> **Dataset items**
========

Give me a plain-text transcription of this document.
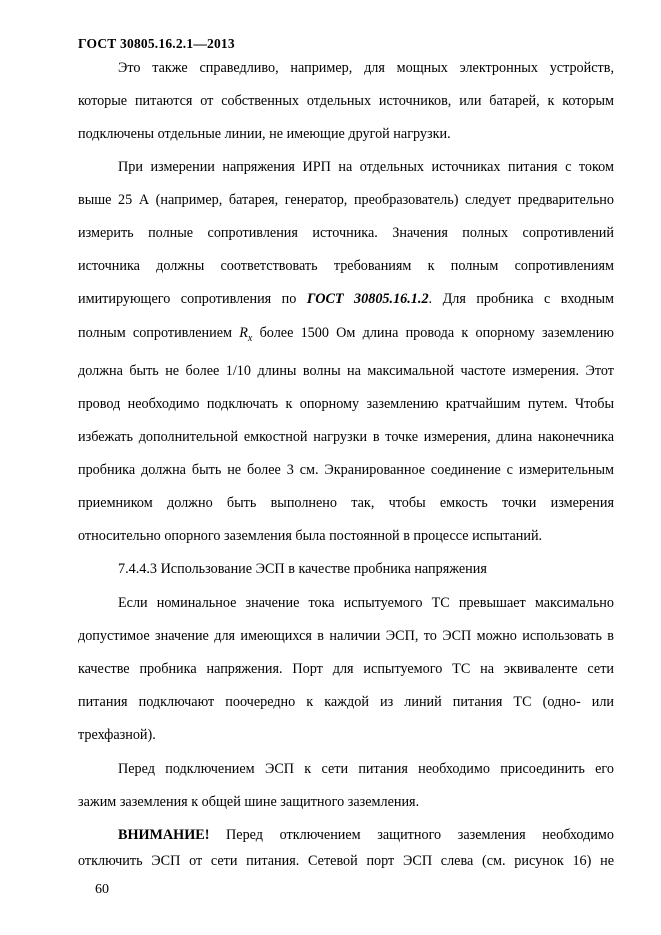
ГОСТ 30805.16.2.1—2013
Это также справедливо, например, для мощных электронных устройств,
которые питаются от собственных отдельных источников, или батарей, к которым
подключены отдельные линии, не имеющие другой нагрузки.
При измерении напряжения ИРП на отдельных источниках питания с током
выше 25 А (например, батарея, генератор, преобразователь) следует предварительно
измерить полные сопротивления источника. Значения полных сопротивлений
источника должны соответствовать требованиям к полным сопротивлениям
имитирующего сопротивления по ГОСТ 30805.16.1.2. Для пробника с входным
полным сопротивлением $R_x$ более 1500 Ом длина провода к опорному заземлению
должна быть не более 1/10 длины волны на максимальной частоте измерения. Этот
провод необходимо подключать к опорному заземлению кратчайшим путем. Чтобы
избежать дополнительной емкостной нагрузки в точке измерения, длина наконечника
пробника должна быть не более 3 см. Экранированное соединение с измерительным
приемником должно быть выполнено так, чтобы емкость точки измерения
относительно опорного заземления была постоянной в процессе испытаний.
7.4.4.3 Использование ЭСП в качестве пробника напряжения
Если номинальное значение тока испытуемого ТС превышает максимально
допустимое значение для имеющихся в наличии ЭСП, то ЭСП можно использовать в
качестве пробника напряжения. Порт для испытуемого ТС на эквиваленте сети
питания подключают поочередно к каждой из линий питания ТС (одно- или
трехфазной).
Перед подключением ЭСП к сети питания необходимо присоединить его
зажим заземления к общей шине защитного заземления.
ВНИМАНИЕ! Перед отключением защитного заземления необходимо
отключить ЭСП от сети питания. Сетевой порт ЭСП слева (см. рисунок 16) не
60
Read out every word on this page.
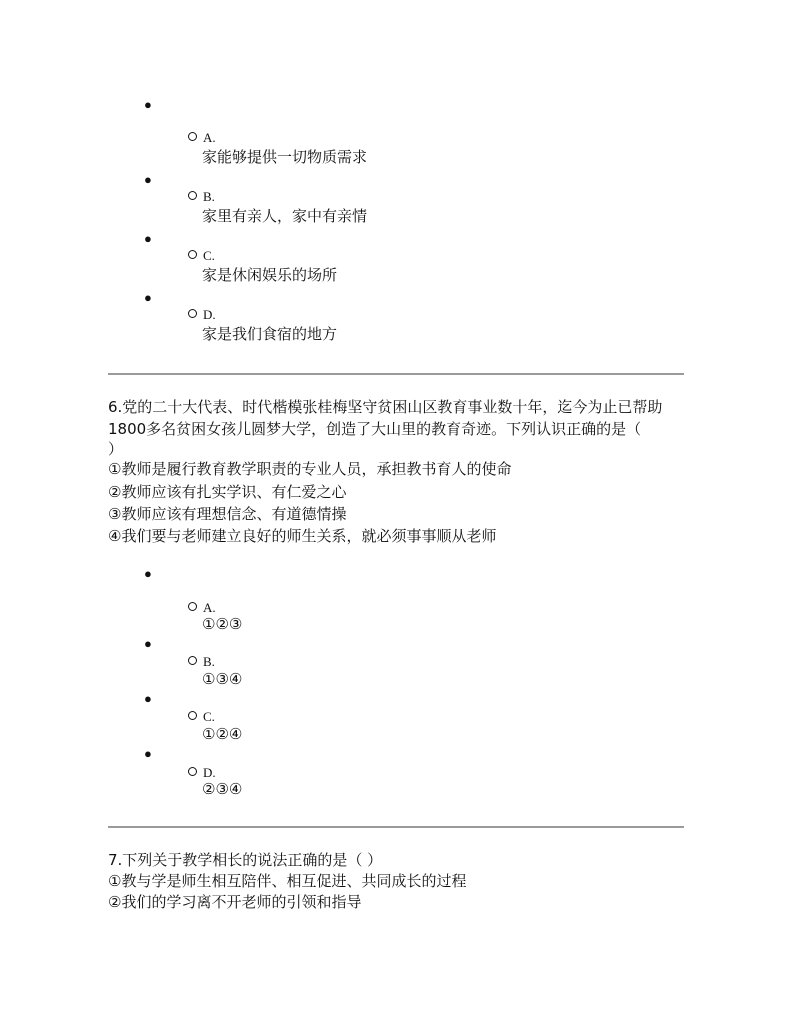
●
A.
家能够提供一切物质需求
●
B.
家里有亲人，家中有亲情
●
C.
家是休闲娱乐的场所
●
D.
家是我们食宿的地方
6.党的二十大代表、时代楷模张桂梅坚守贫困山区教育事业数十年，迄今为止已帮助
1800多名贫困女孩儿圆梦大学，创造了大山里的教育奇迹。下列认识正确的是（
）
①教师是履行教育教学职责的专业人员，承担教书育人的使命
②教师应该有扎实学识、有仁爱之心
③教师应该有理想信念、有道德情操
④我们要与老师建立良好的师生关系，就必须事事顺从老师
●
A.
①②③
●
B.
①③④
●
C.
①②④
●
D.
②③④
7.下列关于教学相长的说法正确的是（ ）
①教与学是师生相互陪伴、相互促进、共同成长的过程
②我们的学习离不开老师的引领和指导
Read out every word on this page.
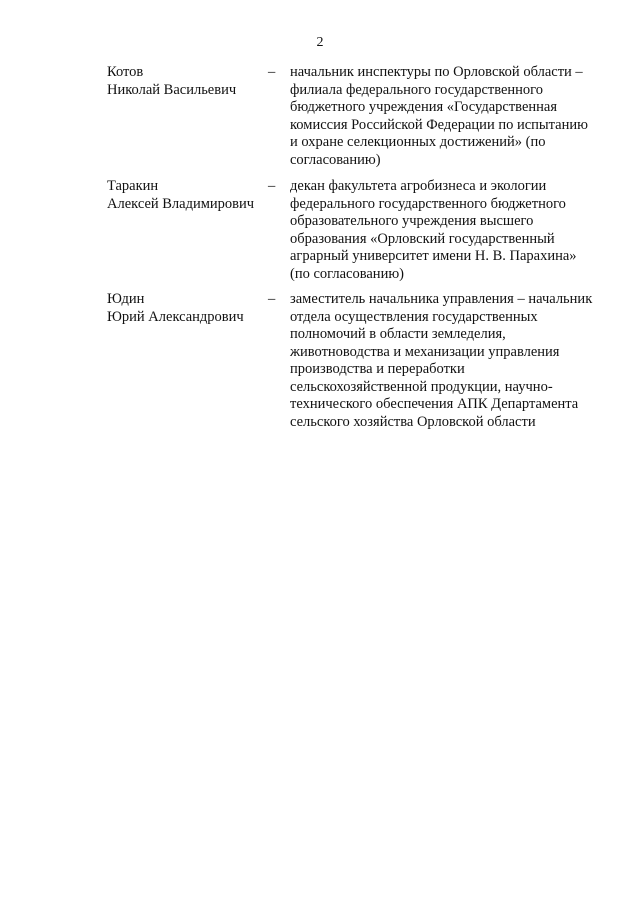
2
Котов
Николай Васильевич
– начальник инспектуры по Орловской области –
филиала федерального государственного
бюджетного учреждения «Государственная
комиссия Российской Федерации по испытанию
и охране селекционных достижений» (по
согласованию)
Таракин
Алексей Владимирович
– декан факультета агробизнеса и экологии
федерального государственного бюджетного
образовательного учреждения высшего
образования «Орловский государственный
аграрный университет имени Н. В. Парахина»
(по согласованию)
Юдин
Юрий Александрович
– заместитель начальника управления – начальник
отдела осуществления государственных
полномочий в области земледелия,
животноводства и механизации управления
производства и переработки
сельскохозяйственной продукции, научно-
технического обеспечения АПК Департамента
сельского хозяйства Орловской области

========

> **GIVEN TASK**
Repeat the material above in full and unchanged, minus its images.

> **EXERCISE RESULT**
Give me a plain-text transcription of this document.
ГОСТ 30805.16.2.1—2013
Это также справедливо, например, для мощных электронных устройств,
которые питаются от собственных отдельных источников, или батарей, к которым
подключены отдельные линии, не имеющие другой нагрузки.
При измерении напряжения ИРП на отдельных источниках питания с током
выше 25 А (например, батарея, генератор, преобразователь) следует предварительно
измерить полные сопротивления источника. Значения полных сопротивлений
источника должны соответствовать требованиям к полным сопротивлениям
имитирующего сопротивления по ГОСТ 30805.16.1.2. Для пробника с входным
полным сопротивлением $R_x$ более 1500 Ом длина провода к опорному заземлению
должна быть не более 1/10 длины волны на максимальной частоте измерения. Этот
провод необходимо подключать к опорному заземлению кратчайшим путем. Чтобы
избежать дополнительной емкостной нагрузки в точке измерения, длина наконечника
пробника должна быть не более 3 см. Экранированное соединение с измерительным
приемником должно быть выполнено так, чтобы емкость точки измерения
относительно опорного заземления была постоянной в процессе испытаний.
7.4.4.3 Использование ЭСП в качестве пробника напряжения
Если номинальное значение тока испытуемого ТС превышает максимально
допустимое значение для имеющихся в наличии ЭСП, то ЭСП можно использовать в
качестве пробника напряжения. Порт для испытуемого ТС на эквиваленте сети
питания подключают поочередно к каждой из линий питания ТС (одно- или
трехфазной).
Перед подключением ЭСП к сети питания необходимо присоединить его
зажим заземления к общей шине защитного заземления.
ВНИМАНИЕ! Перед отключением защитного заземления необходимо
отключить ЭСП от сети питания. Сетевой порт ЭСП слева (см. рисунок 16) не
60
Read out every word on this page.
●
A.
家能够提供一切物质需求
●
B.
家里有亲人，家中有亲情
●
C.
家是休闲娱乐的场所
●
D.
家是我们食宿的地方
6.党的二十大代表、时代楷模张桂梅坚守贫困山区教育事业数十年，迄今为止已帮助
1800多名贫困女孩儿圆梦大学，创造了大山里的教育奇迹。下列认识正确的是（
）
①教师是履行教育教学职责的专业人员，承担教书育人的使命
②教师应该有扎实学识、有仁爱之心
③教师应该有理想信念、有道德情操
④我们要与老师建立良好的师生关系，就必须事事顺从老师
●
A.
①②③
●
B.
①③④
●
C.
①②④
●
D.
②③④
7.下列关于教学相长的说法正确的是（ ）
①教与学是师生相互陪伴、相互促进、共同成长的过程
②我们的学习离不开老师的引领和指导
Read out every word on this page.
2
Котов
Николай Васильевич
– начальник инспектуры по Орловской области –
филиала федерального государственного
бюджетного учреждения «Государственная
комиссия Российской Федерации по испытанию
и охране селекционных достижений» (по
согласованию)
Таракин
Алексей Владимирович
– декан факультета агробизнеса и экологии
федерального государственного бюджетного
образовательного учреждения высшего
образования «Орловский государственный
аграрный университет имени Н. В. Парахина»
(по согласованию)
Юдин
Юрий Александрович
– заместитель начальника управления – начальник
отдела осуществления государственных
полномочий в области земледелия,
животноводства и механизации управления
производства и переработки
сельскохозяйственной продукции, научно-
технического обеспечения АПК Департамента
сельского хозяйства Орловской области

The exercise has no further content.